**** RECORDS SUPPLIED
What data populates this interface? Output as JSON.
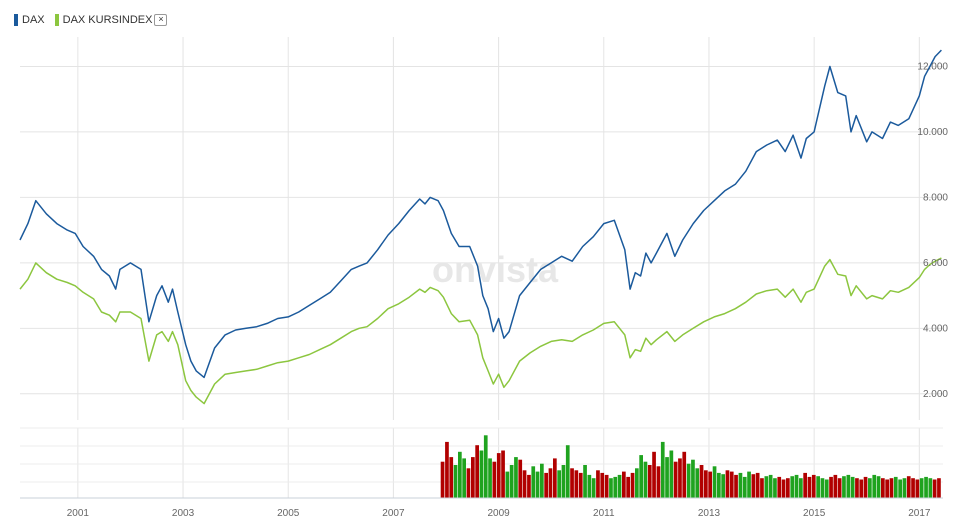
{
  "legend": {
    "items": [
      {
        "label": "DAX",
        "color": "#1b5a9c"
      },
      {
        "label": "DAX KURSINDEX",
        "color": "#8cc63f",
        "close_icon": "close-icon",
        "close_glyph": "×"
      }
    ]
  },
  "watermark": "onvista",
  "chart_data": {
    "type": "line",
    "title": "",
    "xlabel": "",
    "ylabel": "",
    "x_ticks": [
      "2001",
      "2003",
      "2005",
      "2007",
      "2009",
      "2011",
      "2013",
      "2015",
      "2017"
    ],
    "y_ticks": [
      "2.000",
      "4.000",
      "6.000",
      "8.000",
      "10.000",
      "12.000"
    ],
    "xlim": [
      1999.9,
      2017.45
    ],
    "ylim": [
      1200,
      12900
    ],
    "grid": true,
    "series": [
      {
        "name": "DAX",
        "color": "#1b5a9c",
        "x": [
          1999.9,
          2000.05,
          2000.2,
          2000.4,
          2000.6,
          2000.8,
          2000.95,
          2001.1,
          2001.3,
          2001.45,
          2001.6,
          2001.72,
          2001.8,
          2002.0,
          2002.2,
          2002.35,
          2002.5,
          2002.6,
          2002.72,
          2002.8,
          2002.9,
          2003.05,
          2003.15,
          2003.25,
          2003.4,
          2003.6,
          2003.8,
          2004.0,
          2004.2,
          2004.4,
          2004.6,
          2004.8,
          2005.0,
          2005.2,
          2005.4,
          2005.6,
          2005.8,
          2006.0,
          2006.2,
          2006.35,
          2006.5,
          2006.7,
          2006.9,
          2007.1,
          2007.3,
          2007.5,
          2007.6,
          2007.7,
          2007.85,
          2007.95,
          2008.1,
          2008.25,
          2008.45,
          2008.6,
          2008.7,
          2008.8,
          2008.9,
          2009.0,
          2009.1,
          2009.2,
          2009.4,
          2009.6,
          2009.8,
          2010.0,
          2010.2,
          2010.4,
          2010.6,
          2010.8,
          2011.0,
          2011.2,
          2011.4,
          2011.5,
          2011.6,
          2011.7,
          2011.8,
          2011.9,
          2012.0,
          2012.2,
          2012.35,
          2012.5,
          2012.7,
          2012.9,
          2013.1,
          2013.3,
          2013.5,
          2013.7,
          2013.9,
          2014.1,
          2014.3,
          2014.45,
          2014.6,
          2014.75,
          2014.85,
          2015.0,
          2015.2,
          2015.3,
          2015.45,
          2015.6,
          2015.7,
          2015.8,
          2016.0,
          2016.1,
          2016.3,
          2016.45,
          2016.6,
          2016.8,
          2017.0,
          2017.1,
          2017.2,
          2017.3,
          2017.42
        ],
        "values": [
          6700,
          7200,
          7900,
          7500,
          7200,
          7000,
          6900,
          6500,
          6200,
          5800,
          5600,
          5200,
          5800,
          6000,
          5800,
          4200,
          5000,
          5300,
          4800,
          5200,
          4500,
          3500,
          3000,
          2700,
          2500,
          3400,
          3800,
          3950,
          4000,
          4050,
          4150,
          4300,
          4350,
          4500,
          4700,
          4900,
          5100,
          5450,
          5800,
          5900,
          6000,
          6400,
          6850,
          7200,
          7600,
          7950,
          7800,
          8000,
          7900,
          7600,
          6900,
          6500,
          6500,
          5900,
          5000,
          4600,
          3900,
          4300,
          3700,
          3900,
          5000,
          5400,
          5800,
          6000,
          6200,
          6050,
          6500,
          6800,
          7200,
          7300,
          6400,
          5200,
          5700,
          5600,
          6300,
          6000,
          6300,
          6900,
          6200,
          6700,
          7200,
          7600,
          7900,
          8200,
          8400,
          8800,
          9400,
          9600,
          9750,
          9400,
          9900,
          9200,
          9800,
          10000,
          11400,
          12000,
          11200,
          11100,
          10000,
          10500,
          9700,
          10000,
          9800,
          10300,
          10200,
          10400,
          11100,
          11700,
          12000,
          12300,
          12500
        ]
      },
      {
        "name": "DAX KURSINDEX",
        "color": "#8cc63f",
        "x": [
          1999.9,
          2000.05,
          2000.2,
          2000.4,
          2000.6,
          2000.8,
          2000.95,
          2001.1,
          2001.3,
          2001.45,
          2001.6,
          2001.72,
          2001.8,
          2002.0,
          2002.2,
          2002.35,
          2002.5,
          2002.6,
          2002.72,
          2002.8,
          2002.9,
          2003.05,
          2003.15,
          2003.25,
          2003.4,
          2003.6,
          2003.8,
          2004.0,
          2004.2,
          2004.4,
          2004.6,
          2004.8,
          2005.0,
          2005.2,
          2005.4,
          2005.6,
          2005.8,
          2006.0,
          2006.2,
          2006.35,
          2006.5,
          2006.7,
          2006.9,
          2007.1,
          2007.3,
          2007.5,
          2007.6,
          2007.7,
          2007.85,
          2007.95,
          2008.1,
          2008.25,
          2008.45,
          2008.6,
          2008.7,
          2008.8,
          2008.9,
          2009.0,
          2009.1,
          2009.2,
          2009.4,
          2009.6,
          2009.8,
          2010.0,
          2010.2,
          2010.4,
          2010.6,
          2010.8,
          2011.0,
          2011.2,
          2011.4,
          2011.5,
          2011.6,
          2011.7,
          2011.8,
          2011.9,
          2012.0,
          2012.2,
          2012.35,
          2012.5,
          2012.7,
          2012.9,
          2013.1,
          2013.3,
          2013.5,
          2013.7,
          2013.9,
          2014.1,
          2014.3,
          2014.45,
          2014.6,
          2014.75,
          2014.85,
          2015.0,
          2015.2,
          2015.3,
          2015.45,
          2015.6,
          2015.7,
          2015.8,
          2016.0,
          2016.1,
          2016.3,
          2016.45,
          2016.6,
          2016.8,
          2017.0,
          2017.1,
          2017.2,
          2017.3,
          2017.42
        ],
        "values": [
          5200,
          5500,
          6000,
          5700,
          5500,
          5400,
          5300,
          5100,
          4900,
          4500,
          4400,
          4200,
          4500,
          4500,
          4300,
          3000,
          3800,
          3900,
          3600,
          3900,
          3500,
          2400,
          2100,
          1900,
          1700,
          2300,
          2600,
          2650,
          2700,
          2750,
          2850,
          2950,
          3000,
          3100,
          3200,
          3350,
          3500,
          3700,
          3900,
          4000,
          4050,
          4300,
          4600,
          4750,
          4950,
          5200,
          5100,
          5250,
          5150,
          4950,
          4450,
          4200,
          4250,
          3800,
          3100,
          2700,
          2300,
          2600,
          2200,
          2400,
          3000,
          3250,
          3450,
          3600,
          3650,
          3600,
          3800,
          3950,
          4150,
          4200,
          3800,
          3100,
          3350,
          3300,
          3700,
          3500,
          3650,
          3900,
          3600,
          3800,
          4000,
          4200,
          4350,
          4450,
          4600,
          4800,
          5050,
          5150,
          5200,
          4950,
          5200,
          4800,
          5100,
          5200,
          5900,
          6100,
          5650,
          5600,
          5000,
          5300,
          4900,
          5000,
          4900,
          5150,
          5100,
          5250,
          5550,
          5800,
          5950,
          6050,
          6150
        ]
      },
      {
        "name": "",
        "type": "bar",
        "x_start": 2007.9,
        "x_end": 2017.42,
        "values": [
          0.55,
          0.85,
          0.62,
          0.5,
          0.7,
          0.6,
          0.45,
          0.62,
          0.8,
          0.72,
          0.95,
          0.6,
          0.55,
          0.68,
          0.72,
          0.4,
          0.5,
          0.62,
          0.58,
          0.42,
          0.35,
          0.48,
          0.4,
          0.52,
          0.38,
          0.45,
          0.6,
          0.42,
          0.5,
          0.8,
          0.45,
          0.42,
          0.38,
          0.5,
          0.35,
          0.3,
          0.42,
          0.38,
          0.35,
          0.3,
          0.32,
          0.35,
          0.4,
          0.32,
          0.38,
          0.45,
          0.65,
          0.55,
          0.5,
          0.7,
          0.48,
          0.85,
          0.62,
          0.72,
          0.55,
          0.6,
          0.7,
          0.52,
          0.58,
          0.45,
          0.5,
          0.42,
          0.4,
          0.48,
          0.38,
          0.36,
          0.42,
          0.4,
          0.35,
          0.38,
          0.32,
          0.4,
          0.36,
          0.38,
          0.3,
          0.33,
          0.35,
          0.3,
          0.32,
          0.28,
          0.3,
          0.33,
          0.35,
          0.3,
          0.38,
          0.32,
          0.35,
          0.33,
          0.3,
          0.28,
          0.32,
          0.35,
          0.3,
          0.33,
          0.35,
          0.32,
          0.3,
          0.28,
          0.32,
          0.3,
          0.35,
          0.33,
          0.3,
          0.28,
          0.3,
          0.32,
          0.28,
          0.3,
          0.33,
          0.3,
          0.28,
          0.3,
          0.32,
          0.3,
          0.28,
          0.3
        ],
        "colors": [
          "#b10000",
          "#1fa31f"
        ]
      }
    ]
  }
}
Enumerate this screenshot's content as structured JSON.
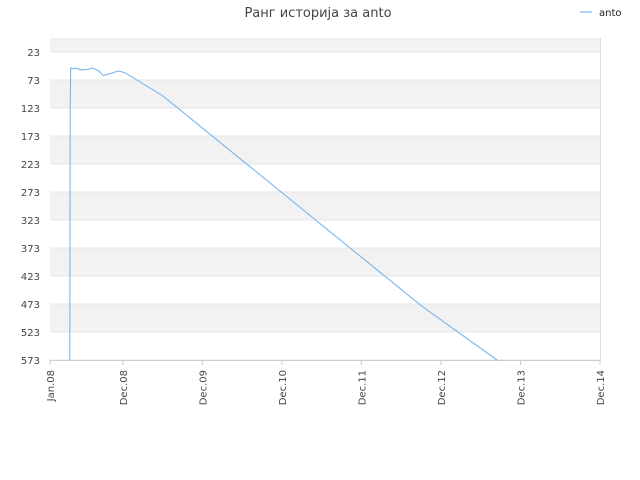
********
# [AIM OF THE EXERCISE]
Copy out every line with the word "JSON".

# [RESPONSE TO THIS TASK]
What data populates this interface? Output as JSON.
Enumerate this screenshot's content as structured JSON.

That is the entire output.